### [Entries]
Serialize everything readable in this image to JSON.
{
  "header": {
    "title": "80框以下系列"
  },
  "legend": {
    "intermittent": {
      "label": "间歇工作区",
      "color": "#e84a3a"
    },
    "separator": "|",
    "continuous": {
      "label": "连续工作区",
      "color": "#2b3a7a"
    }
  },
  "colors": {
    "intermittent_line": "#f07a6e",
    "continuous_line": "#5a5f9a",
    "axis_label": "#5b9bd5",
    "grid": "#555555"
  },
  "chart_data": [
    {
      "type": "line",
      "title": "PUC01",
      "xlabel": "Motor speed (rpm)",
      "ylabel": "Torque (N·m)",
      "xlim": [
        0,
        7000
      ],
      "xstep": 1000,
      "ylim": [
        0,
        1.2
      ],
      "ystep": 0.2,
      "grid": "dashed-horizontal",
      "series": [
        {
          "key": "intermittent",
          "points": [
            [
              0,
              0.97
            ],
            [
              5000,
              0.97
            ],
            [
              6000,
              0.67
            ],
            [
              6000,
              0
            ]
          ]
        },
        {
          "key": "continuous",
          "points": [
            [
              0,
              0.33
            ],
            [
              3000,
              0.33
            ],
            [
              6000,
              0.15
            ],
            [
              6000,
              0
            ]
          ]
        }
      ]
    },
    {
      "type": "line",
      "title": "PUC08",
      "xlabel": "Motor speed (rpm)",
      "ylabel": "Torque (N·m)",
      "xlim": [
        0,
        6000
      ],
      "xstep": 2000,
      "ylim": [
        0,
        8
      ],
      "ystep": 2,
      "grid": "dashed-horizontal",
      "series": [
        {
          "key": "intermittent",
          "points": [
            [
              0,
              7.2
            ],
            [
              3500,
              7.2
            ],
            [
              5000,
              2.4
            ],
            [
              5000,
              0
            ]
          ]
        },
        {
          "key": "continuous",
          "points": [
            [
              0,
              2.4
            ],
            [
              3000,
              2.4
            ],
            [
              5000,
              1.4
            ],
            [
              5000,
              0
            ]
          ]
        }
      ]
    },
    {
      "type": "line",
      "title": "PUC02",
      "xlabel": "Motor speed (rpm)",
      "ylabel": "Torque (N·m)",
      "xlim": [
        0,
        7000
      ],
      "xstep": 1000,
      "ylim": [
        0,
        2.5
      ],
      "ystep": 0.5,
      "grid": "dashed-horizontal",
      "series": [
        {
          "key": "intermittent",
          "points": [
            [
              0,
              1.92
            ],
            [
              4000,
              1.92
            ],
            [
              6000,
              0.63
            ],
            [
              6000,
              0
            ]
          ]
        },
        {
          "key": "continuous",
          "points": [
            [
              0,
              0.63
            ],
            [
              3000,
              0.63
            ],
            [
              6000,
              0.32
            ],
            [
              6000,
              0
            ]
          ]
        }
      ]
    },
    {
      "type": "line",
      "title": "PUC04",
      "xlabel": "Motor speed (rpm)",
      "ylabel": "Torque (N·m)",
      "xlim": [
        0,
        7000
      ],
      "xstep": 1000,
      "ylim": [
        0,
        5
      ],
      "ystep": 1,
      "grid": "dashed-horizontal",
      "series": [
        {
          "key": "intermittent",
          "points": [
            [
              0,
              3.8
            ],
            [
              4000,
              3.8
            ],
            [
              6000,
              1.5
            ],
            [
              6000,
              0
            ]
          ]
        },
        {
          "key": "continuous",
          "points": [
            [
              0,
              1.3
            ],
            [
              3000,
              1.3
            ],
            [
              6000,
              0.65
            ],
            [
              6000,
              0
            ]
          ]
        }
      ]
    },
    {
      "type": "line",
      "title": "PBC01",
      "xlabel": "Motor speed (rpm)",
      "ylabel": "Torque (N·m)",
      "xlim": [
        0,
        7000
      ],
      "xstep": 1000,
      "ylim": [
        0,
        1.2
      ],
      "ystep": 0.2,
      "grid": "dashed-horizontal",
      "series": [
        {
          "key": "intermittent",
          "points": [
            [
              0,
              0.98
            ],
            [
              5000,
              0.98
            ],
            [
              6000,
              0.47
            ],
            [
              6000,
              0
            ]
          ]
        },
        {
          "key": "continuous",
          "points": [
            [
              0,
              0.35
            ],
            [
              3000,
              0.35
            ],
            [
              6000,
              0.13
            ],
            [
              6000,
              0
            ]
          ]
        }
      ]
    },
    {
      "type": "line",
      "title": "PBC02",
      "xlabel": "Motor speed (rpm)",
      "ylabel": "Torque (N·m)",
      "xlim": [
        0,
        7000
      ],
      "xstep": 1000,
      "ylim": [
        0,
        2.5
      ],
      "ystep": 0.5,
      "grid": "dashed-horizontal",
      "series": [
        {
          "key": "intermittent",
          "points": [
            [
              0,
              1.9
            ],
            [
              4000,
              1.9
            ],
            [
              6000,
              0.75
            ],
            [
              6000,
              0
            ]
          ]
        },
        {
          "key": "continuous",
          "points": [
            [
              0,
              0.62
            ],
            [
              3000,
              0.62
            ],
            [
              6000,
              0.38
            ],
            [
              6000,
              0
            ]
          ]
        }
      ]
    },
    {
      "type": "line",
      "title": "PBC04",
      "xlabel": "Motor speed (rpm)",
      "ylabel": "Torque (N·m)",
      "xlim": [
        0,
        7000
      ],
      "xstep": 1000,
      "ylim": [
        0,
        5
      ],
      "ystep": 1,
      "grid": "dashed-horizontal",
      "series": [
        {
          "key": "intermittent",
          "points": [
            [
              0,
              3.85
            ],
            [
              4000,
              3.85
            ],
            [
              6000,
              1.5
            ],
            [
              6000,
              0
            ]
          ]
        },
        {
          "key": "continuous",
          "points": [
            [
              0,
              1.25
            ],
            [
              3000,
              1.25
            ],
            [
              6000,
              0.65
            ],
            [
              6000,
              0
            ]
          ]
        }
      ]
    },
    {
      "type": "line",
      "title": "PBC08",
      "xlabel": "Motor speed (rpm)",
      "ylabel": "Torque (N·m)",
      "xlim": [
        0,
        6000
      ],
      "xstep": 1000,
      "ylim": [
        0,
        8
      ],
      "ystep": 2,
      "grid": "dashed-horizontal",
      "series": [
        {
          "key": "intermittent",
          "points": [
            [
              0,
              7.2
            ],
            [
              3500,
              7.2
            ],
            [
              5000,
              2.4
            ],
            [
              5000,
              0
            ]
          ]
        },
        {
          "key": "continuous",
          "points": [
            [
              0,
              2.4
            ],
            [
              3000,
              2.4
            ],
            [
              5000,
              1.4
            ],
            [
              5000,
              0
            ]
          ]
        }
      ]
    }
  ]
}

### [Job]
What do the records say? Quote them all exactly.

### [Task solution]
Serialize everything readable in this image to JSON.
{
  "header": {
    "title": "80框以下系列"
  },
  "legend": {
    "intermittent": {
      "label": "间歇工作区",
      "color": "#e84a3a"
    },
    "separator": "|",
    "continuous": {
      "label": "连续工作区",
      "color": "#2b3a7a"
    }
  },
  "colors": {
    "intermittent_line": "#f07a6e",
    "continuous_line": "#5a5f9a",
    "axis_label": "#5b9bd5",
    "grid": "#555555"
  },
  "chart_data": [
    {
      "type": "line",
      "title": "PUC01",
      "xlabel": "Motor speed (rpm)",
      "ylabel": "Torque (N·m)",
      "xlim": [
        0,
        7000
      ],
      "xstep": 1000,
      "ylim": [
        0,
        1.2
      ],
      "ystep": 0.2,
      "grid": "dashed-horizontal",
      "series": [
        {
          "key": "intermittent",
          "points": [
            [
              0,
              0.97
            ],
            [
              5000,
              0.97
            ],
            [
              6000,
              0.67
            ],
            [
              6000,
              0
            ]
          ]
        },
        {
          "key": "continuous",
          "points": [
            [
              0,
              0.33
            ],
            [
              3000,
              0.33
            ],
            [
              6000,
              0.15
            ],
            [
              6000,
              0
            ]
          ]
        }
      ]
    },
    {
      "type": "line",
      "title": "PUC08",
      "xlabel": "Motor speed (rpm)",
      "ylabel": "Torque (N·m)",
      "xlim": [
        0,
        6000
      ],
      "xstep": 2000,
      "ylim": [
        0,
        8
      ],
      "ystep": 2,
      "grid": "dashed-horizontal",
      "series": [
        {
          "key": "intermittent",
          "points": [
            [
              0,
              7.2
            ],
            [
              3500,
              7.2
            ],
            [
              5000,
              2.4
            ],
            [
              5000,
              0
            ]
          ]
        },
        {
          "key": "continuous",
          "points": [
            [
              0,
              2.4
            ],
            [
              3000,
              2.4
            ],
            [
              5000,
              1.4
            ],
            [
              5000,
              0
            ]
          ]
        }
      ]
    },
    {
      "type": "line",
      "title": "PUC02",
      "xlabel": "Motor speed (rpm)",
      "ylabel": "Torque (N·m)",
      "xlim": [
        0,
        7000
      ],
      "xstep": 1000,
      "ylim": [
        0,
        2.5
      ],
      "ystep": 0.5,
      "grid": "dashed-horizontal",
      "series": [
        {
          "key": "intermittent",
          "points": [
            [
              0,
              1.92
            ],
            [
              4000,
              1.92
            ],
            [
              6000,
              0.63
            ],
            [
              6000,
              0
            ]
          ]
        },
        {
          "key": "continuous",
          "points": [
            [
              0,
              0.63
            ],
            [
              3000,
              0.63
            ],
            [
              6000,
              0.32
            ],
            [
              6000,
              0
            ]
          ]
        }
      ]
    },
    {
      "type": "line",
      "title": "PUC04",
      "xlabel": "Motor speed (rpm)",
      "ylabel": "Torque (N·m)",
      "xlim": [
        0,
        7000
      ],
      "xstep": 1000,
      "ylim": [
        0,
        5
      ],
      "ystep": 1,
      "grid": "dashed-horizontal",
      "series": [
        {
          "key": "intermittent",
          "points": [
            [
              0,
              3.8
            ],
            [
              4000,
              3.8
            ],
            [
              6000,
              1.5
            ],
            [
              6000,
              0
            ]
          ]
        },
        {
          "key": "continuous",
          "points": [
            [
              0,
              1.3
            ],
            [
              3000,
              1.3
            ],
            [
              6000,
              0.65
            ],
            [
              6000,
              0
            ]
          ]
        }
      ]
    },
    {
      "type": "line",
      "title": "PBC01",
      "xlabel": "Motor speed (rpm)",
      "ylabel": "Torque (N·m)",
      "xlim": [
        0,
        7000
      ],
      "xstep": 1000,
      "ylim": [
        0,
        1.2
      ],
      "ystep": 0.2,
      "grid": "dashed-horizontal",
      "series": [
        {
          "key": "intermittent",
          "points": [
            [
              0,
              0.98
            ],
            [
              5000,
              0.98
            ],
            [
              6000,
              0.47
            ],
            [
              6000,
              0
            ]
          ]
        },
        {
          "key": "continuous",
          "points": [
            [
              0,
              0.35
            ],
            [
              3000,
              0.35
            ],
            [
              6000,
              0.13
            ],
            [
              6000,
              0
            ]
          ]
        }
      ]
    },
    {
      "type": "line",
      "title": "PBC02",
      "xlabel": "Motor speed (rpm)",
      "ylabel": "Torque (N·m)",
      "xlim": [
        0,
        7000
      ],
      "xstep": 1000,
      "ylim": [
        0,
        2.5
      ],
      "ystep": 0.5,
      "grid": "dashed-horizontal",
      "series": [
        {
          "key": "intermittent",
          "points": [
            [
              0,
              1.9
            ],
            [
              4000,
              1.9
            ],
            [
              6000,
              0.75
            ],
            [
              6000,
              0
            ]
          ]
        },
        {
          "key": "continuous",
          "points": [
            [
              0,
              0.62
            ],
            [
              3000,
              0.62
            ],
            [
              6000,
              0.38
            ],
            [
              6000,
              0
            ]
          ]
        }
      ]
    },
    {
      "type": "line",
      "title": "PBC04",
      "xlabel": "Motor speed (rpm)",
      "ylabel": "Torque (N·m)",
      "xlim": [
        0,
        7000
      ],
      "xstep": 1000,
      "ylim": [
        0,
        5
      ],
      "ystep": 1,
      "grid": "dashed-horizontal",
      "series": [
        {
          "key": "intermittent",
          "points": [
            [
              0,
              3.85
            ],
            [
              4000,
              3.85
            ],
            [
              6000,
              1.5
            ],
            [
              6000,
              0
            ]
          ]
        },
        {
          "key": "continuous",
          "points": [
            [
              0,
              1.25
            ],
            [
              3000,
              1.25
            ],
            [
              6000,
              0.65
            ],
            [
              6000,
              0
            ]
          ]
        }
      ]
    },
    {
      "type": "line",
      "title": "PBC08",
      "xlabel": "Motor speed (rpm)",
      "ylabel": "Torque (N·m)",
      "xlim": [
        0,
        6000
      ],
      "xstep": 1000,
      "ylim": [
        0,
        8
      ],
      "ystep": 2,
      "grid": "dashed-horizontal",
      "series": [
        {
          "key": "intermittent",
          "points": [
            [
              0,
              7.2
            ],
            [
              3500,
              7.2
            ],
            [
              5000,
              2.4
            ],
            [
              5000,
              0
            ]
          ]
        },
        {
          "key": "continuous",
          "points": [
            [
              0,
              2.4
            ],
            [
              3000,
              2.4
            ],
            [
              5000,
              1.4
            ],
            [
              5000,
              0
            ]
          ]
        }
      ]
    }
  ]
}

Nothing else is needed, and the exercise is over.